# Start of RECORD EXCERPTS

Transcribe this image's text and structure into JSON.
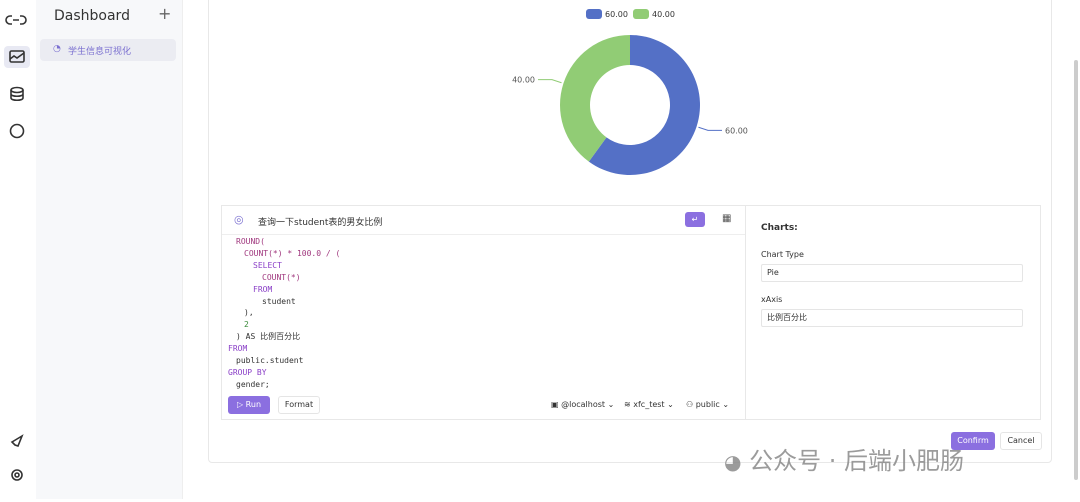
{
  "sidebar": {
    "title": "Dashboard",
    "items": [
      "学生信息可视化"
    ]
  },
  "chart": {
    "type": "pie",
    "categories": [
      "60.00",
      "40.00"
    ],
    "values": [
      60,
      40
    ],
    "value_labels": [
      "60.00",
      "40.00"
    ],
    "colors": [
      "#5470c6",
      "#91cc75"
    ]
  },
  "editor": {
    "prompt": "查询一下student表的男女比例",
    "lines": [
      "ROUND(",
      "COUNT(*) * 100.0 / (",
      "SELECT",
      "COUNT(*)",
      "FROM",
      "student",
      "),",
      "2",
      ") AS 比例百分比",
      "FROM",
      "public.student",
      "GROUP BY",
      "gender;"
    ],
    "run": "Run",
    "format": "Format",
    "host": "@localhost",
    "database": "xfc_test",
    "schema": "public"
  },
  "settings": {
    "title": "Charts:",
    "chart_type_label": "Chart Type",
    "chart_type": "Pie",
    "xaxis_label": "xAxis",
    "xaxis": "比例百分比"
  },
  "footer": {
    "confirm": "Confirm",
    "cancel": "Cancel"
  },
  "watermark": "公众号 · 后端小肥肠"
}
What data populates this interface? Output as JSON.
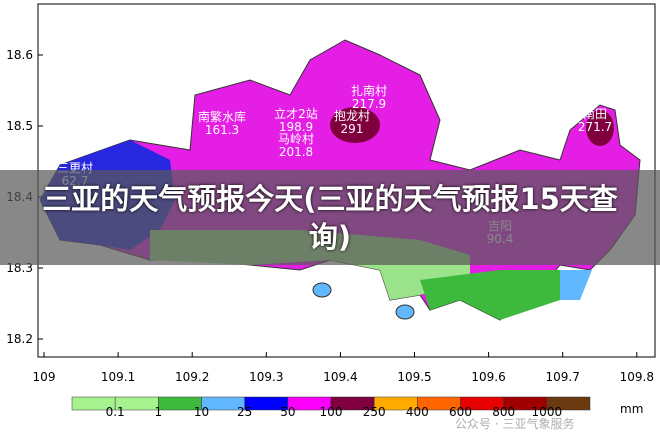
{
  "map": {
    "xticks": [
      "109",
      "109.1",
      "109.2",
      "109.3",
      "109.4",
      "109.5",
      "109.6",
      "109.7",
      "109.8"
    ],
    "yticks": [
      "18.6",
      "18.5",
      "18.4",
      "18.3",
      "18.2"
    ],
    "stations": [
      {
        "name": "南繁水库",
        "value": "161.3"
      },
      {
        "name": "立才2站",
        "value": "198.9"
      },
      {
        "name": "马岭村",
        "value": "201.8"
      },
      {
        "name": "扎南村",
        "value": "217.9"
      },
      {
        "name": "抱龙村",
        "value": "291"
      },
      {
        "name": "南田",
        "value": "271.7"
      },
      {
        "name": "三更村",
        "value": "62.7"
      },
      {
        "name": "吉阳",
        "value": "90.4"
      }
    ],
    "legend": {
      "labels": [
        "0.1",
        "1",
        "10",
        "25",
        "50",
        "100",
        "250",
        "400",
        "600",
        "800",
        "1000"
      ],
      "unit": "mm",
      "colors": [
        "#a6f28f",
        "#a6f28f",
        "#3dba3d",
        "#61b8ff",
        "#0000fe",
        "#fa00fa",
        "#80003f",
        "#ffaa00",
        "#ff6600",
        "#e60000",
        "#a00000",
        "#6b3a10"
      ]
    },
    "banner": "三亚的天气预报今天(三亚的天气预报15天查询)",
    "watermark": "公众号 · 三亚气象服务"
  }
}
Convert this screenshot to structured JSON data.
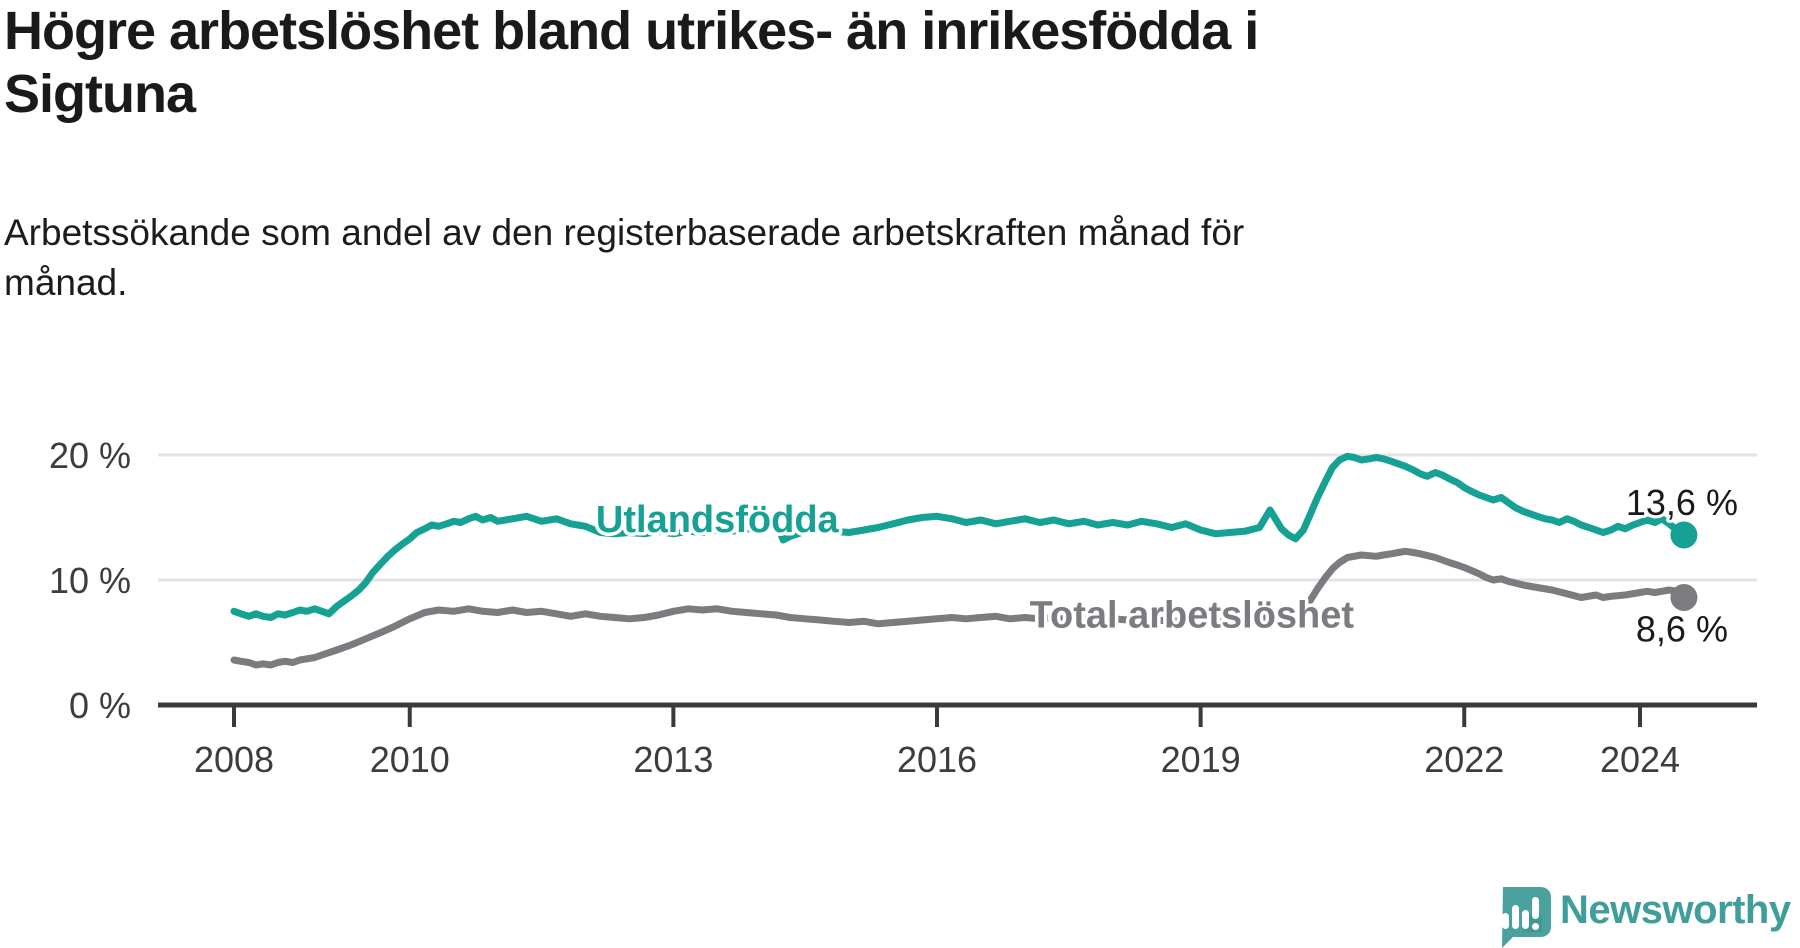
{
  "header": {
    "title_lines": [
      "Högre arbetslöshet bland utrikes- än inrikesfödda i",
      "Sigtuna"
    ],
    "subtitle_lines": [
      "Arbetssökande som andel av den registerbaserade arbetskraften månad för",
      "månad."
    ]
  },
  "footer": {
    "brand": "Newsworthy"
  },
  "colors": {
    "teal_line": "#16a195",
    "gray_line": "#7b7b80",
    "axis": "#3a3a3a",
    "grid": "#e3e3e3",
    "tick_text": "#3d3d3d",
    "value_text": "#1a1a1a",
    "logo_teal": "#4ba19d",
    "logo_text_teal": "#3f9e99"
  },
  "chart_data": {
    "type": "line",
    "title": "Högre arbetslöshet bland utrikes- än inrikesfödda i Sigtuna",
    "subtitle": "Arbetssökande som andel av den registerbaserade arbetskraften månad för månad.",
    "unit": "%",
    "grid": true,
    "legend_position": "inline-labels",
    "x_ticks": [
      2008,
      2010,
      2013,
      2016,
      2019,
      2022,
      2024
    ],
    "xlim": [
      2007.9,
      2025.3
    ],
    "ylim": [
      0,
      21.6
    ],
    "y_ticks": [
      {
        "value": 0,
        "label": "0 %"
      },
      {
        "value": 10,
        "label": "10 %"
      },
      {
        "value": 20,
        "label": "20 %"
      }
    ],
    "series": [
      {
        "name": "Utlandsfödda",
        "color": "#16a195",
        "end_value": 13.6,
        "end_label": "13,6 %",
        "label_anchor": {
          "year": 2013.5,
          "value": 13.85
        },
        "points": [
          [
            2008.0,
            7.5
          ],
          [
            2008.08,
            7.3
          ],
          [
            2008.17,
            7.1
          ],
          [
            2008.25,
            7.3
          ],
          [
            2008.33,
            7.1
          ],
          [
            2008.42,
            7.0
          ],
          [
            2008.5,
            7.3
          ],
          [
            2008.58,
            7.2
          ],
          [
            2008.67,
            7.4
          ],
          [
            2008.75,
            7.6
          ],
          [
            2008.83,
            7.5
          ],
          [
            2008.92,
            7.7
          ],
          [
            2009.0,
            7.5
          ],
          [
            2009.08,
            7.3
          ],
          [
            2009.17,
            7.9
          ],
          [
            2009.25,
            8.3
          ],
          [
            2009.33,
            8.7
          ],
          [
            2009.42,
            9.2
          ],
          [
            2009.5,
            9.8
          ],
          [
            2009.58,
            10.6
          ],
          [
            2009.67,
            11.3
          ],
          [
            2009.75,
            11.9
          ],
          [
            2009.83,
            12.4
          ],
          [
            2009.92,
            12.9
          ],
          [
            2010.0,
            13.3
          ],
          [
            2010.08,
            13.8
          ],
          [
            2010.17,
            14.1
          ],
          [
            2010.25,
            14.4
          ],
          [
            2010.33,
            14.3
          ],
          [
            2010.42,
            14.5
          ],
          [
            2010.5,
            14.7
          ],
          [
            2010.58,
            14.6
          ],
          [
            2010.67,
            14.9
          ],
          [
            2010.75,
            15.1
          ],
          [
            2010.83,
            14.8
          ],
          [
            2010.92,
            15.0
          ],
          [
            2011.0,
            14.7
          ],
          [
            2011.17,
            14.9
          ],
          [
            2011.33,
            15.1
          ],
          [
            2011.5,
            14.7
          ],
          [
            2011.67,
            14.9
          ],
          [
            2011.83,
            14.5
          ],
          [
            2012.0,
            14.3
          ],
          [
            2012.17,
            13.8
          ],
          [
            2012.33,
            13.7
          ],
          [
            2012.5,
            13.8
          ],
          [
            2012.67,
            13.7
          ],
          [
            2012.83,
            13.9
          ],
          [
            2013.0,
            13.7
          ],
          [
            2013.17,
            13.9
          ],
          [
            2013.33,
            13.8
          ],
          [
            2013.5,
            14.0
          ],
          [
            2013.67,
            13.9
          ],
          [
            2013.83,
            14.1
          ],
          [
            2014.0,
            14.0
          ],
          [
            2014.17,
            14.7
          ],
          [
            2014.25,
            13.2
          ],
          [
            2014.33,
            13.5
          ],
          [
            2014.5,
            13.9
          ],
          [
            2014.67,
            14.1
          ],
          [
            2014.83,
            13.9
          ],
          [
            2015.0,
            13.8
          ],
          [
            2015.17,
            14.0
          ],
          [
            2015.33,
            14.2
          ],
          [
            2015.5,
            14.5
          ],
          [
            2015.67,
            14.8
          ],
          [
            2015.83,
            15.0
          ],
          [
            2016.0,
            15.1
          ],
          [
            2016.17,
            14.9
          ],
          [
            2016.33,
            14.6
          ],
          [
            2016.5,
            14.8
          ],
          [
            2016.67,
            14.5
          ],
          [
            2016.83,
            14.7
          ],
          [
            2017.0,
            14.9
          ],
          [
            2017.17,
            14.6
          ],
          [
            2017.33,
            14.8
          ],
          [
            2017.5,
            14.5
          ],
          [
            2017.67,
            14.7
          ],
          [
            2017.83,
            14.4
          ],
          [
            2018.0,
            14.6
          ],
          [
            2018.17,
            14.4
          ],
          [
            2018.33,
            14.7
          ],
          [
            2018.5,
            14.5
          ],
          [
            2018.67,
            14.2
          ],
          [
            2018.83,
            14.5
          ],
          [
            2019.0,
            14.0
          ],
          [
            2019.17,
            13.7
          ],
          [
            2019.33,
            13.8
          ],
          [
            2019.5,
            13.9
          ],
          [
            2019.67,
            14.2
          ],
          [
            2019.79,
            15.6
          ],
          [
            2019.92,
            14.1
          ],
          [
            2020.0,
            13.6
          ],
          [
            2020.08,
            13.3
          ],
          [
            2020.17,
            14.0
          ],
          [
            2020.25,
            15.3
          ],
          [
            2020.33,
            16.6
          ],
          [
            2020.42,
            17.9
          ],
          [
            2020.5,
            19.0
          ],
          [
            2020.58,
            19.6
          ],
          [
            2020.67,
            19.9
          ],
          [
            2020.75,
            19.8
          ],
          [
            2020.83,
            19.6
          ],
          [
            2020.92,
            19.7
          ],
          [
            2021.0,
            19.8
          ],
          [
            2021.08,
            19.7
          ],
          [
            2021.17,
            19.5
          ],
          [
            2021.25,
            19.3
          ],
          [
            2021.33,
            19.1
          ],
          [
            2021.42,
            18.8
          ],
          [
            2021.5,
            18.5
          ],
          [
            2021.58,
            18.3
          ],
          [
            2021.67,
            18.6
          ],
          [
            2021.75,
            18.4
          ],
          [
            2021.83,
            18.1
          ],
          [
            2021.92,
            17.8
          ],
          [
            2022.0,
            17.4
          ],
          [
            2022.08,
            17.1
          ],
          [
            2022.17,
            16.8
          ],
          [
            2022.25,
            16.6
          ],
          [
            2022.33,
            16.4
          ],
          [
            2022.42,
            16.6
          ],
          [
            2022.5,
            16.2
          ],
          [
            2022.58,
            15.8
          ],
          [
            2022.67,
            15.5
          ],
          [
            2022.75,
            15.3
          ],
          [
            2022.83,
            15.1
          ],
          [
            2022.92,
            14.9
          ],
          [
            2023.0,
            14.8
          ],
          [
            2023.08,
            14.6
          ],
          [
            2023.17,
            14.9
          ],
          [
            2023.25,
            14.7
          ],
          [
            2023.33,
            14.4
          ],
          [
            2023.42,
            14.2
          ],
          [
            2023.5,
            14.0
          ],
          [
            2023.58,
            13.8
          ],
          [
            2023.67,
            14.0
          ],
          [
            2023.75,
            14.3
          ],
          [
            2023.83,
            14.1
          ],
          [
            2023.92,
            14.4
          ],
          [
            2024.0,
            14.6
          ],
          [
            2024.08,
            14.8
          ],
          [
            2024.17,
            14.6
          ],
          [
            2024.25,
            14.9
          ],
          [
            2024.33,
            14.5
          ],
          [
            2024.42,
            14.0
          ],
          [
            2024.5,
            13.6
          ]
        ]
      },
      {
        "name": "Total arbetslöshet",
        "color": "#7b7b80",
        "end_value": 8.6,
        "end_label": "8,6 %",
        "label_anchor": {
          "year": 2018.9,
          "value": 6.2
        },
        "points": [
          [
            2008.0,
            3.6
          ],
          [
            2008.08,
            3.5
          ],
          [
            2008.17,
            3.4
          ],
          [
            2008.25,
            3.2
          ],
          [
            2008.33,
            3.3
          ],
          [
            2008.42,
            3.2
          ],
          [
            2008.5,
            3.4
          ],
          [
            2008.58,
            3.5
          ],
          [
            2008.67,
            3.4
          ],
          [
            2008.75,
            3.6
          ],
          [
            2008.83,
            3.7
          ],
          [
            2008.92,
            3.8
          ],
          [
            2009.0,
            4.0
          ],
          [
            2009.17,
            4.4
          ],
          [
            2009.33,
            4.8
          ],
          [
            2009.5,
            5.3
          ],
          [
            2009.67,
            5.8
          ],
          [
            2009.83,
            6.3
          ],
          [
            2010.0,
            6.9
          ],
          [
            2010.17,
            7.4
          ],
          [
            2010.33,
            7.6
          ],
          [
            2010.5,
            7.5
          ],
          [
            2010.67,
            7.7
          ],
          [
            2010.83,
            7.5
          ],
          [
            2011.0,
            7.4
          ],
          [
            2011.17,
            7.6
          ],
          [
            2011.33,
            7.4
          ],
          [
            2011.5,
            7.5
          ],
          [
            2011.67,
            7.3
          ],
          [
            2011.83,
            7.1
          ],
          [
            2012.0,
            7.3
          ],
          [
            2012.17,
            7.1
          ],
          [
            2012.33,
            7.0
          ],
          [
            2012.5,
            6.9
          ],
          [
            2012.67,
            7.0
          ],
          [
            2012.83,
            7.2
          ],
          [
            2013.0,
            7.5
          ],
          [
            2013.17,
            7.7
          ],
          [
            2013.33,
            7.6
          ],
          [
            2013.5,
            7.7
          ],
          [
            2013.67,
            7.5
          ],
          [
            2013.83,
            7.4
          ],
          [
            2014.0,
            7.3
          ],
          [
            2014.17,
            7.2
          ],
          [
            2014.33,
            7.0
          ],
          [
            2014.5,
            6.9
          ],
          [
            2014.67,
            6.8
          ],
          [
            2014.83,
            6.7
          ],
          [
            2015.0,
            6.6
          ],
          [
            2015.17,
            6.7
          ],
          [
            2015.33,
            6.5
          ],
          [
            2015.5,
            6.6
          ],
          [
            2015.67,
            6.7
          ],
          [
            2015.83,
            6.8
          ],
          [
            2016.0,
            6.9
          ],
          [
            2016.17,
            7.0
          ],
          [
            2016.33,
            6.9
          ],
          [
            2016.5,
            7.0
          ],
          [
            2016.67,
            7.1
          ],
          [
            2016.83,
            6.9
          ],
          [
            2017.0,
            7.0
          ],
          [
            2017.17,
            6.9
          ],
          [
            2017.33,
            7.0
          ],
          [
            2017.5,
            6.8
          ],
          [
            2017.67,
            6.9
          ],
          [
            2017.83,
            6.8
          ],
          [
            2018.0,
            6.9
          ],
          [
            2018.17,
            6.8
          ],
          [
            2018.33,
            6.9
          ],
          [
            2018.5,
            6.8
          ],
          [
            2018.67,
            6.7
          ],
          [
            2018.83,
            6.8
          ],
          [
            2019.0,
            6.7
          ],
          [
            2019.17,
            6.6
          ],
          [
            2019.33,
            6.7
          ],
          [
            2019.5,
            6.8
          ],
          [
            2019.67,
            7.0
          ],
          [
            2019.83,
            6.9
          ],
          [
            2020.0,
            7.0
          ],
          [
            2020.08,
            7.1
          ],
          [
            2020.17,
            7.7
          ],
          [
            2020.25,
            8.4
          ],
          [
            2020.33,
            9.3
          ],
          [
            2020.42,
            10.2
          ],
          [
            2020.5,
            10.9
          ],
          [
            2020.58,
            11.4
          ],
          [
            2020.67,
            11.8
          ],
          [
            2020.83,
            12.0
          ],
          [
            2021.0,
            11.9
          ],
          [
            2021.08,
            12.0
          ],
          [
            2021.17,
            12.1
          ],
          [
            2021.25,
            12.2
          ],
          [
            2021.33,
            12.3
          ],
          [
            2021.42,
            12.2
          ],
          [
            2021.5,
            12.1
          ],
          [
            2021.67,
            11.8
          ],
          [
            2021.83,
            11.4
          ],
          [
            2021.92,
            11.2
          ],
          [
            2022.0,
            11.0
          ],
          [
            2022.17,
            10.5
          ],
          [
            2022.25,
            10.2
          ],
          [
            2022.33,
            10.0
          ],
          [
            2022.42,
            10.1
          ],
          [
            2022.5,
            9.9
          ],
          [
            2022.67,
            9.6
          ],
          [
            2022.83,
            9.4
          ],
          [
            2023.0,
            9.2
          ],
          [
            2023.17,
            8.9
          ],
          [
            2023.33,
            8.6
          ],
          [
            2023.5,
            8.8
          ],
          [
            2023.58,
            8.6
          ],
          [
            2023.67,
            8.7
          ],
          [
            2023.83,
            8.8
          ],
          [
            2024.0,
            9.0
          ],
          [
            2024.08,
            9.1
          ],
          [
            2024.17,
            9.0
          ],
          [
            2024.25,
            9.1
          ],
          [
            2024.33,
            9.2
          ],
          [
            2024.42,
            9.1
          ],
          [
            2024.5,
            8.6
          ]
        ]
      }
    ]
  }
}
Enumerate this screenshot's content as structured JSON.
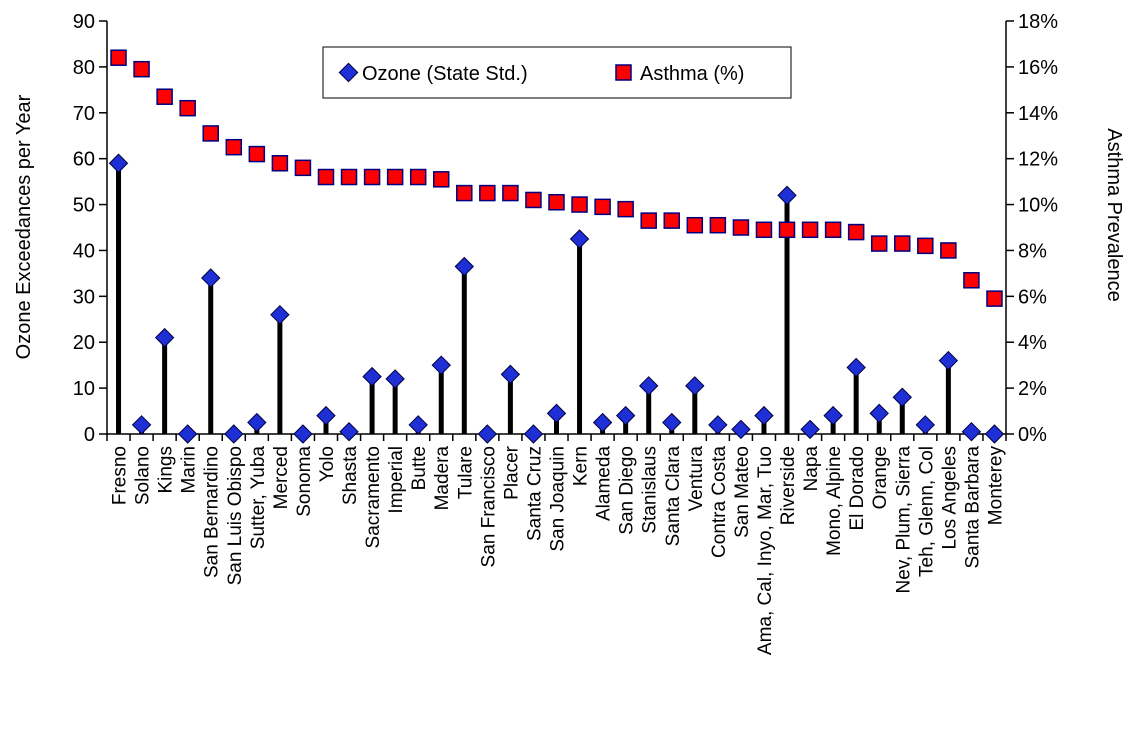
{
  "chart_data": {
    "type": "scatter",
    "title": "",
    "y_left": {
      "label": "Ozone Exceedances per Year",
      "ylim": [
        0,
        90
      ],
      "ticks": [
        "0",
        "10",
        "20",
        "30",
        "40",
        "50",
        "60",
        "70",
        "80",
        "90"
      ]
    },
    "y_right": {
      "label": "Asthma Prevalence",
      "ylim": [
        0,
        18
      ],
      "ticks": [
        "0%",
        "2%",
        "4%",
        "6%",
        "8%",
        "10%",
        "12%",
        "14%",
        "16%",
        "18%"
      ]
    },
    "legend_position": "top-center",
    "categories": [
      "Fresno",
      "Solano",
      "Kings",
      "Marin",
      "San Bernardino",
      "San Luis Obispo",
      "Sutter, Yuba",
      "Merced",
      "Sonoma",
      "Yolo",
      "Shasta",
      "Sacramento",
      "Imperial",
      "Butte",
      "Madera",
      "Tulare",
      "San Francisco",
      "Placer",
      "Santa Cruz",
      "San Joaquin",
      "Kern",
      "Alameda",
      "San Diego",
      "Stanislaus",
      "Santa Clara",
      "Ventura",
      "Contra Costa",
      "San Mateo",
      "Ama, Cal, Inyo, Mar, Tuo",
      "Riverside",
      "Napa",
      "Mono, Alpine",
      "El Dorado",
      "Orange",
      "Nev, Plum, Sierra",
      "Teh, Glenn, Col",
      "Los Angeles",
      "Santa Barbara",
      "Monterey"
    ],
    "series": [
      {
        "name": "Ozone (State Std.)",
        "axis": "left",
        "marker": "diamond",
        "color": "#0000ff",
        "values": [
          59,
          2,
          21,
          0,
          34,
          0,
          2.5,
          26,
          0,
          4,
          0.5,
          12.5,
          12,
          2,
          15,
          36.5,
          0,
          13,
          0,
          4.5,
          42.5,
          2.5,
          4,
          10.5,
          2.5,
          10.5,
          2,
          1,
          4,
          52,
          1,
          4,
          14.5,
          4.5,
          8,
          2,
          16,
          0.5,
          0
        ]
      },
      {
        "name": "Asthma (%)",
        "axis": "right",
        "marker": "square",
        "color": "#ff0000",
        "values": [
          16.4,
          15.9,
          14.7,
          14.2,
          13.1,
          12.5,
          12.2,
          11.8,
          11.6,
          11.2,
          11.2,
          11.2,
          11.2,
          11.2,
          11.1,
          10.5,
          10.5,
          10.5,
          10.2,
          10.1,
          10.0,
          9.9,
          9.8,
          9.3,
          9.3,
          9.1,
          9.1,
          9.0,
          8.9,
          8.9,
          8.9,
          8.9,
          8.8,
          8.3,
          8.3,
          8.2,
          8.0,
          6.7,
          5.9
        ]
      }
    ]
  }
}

# End of RECORD EXCERPTS

TASK DESCRIPTION
Scan the records for the string "this". Copy each line in which it appears.

COMPLETED EXERCISE
Transcribe this image's text and structure into JSON.
What data populates this interface? Output as JSON.
Convert this screenshot to structured JSON data.
Enumerate this screenshot's content as structured JSON.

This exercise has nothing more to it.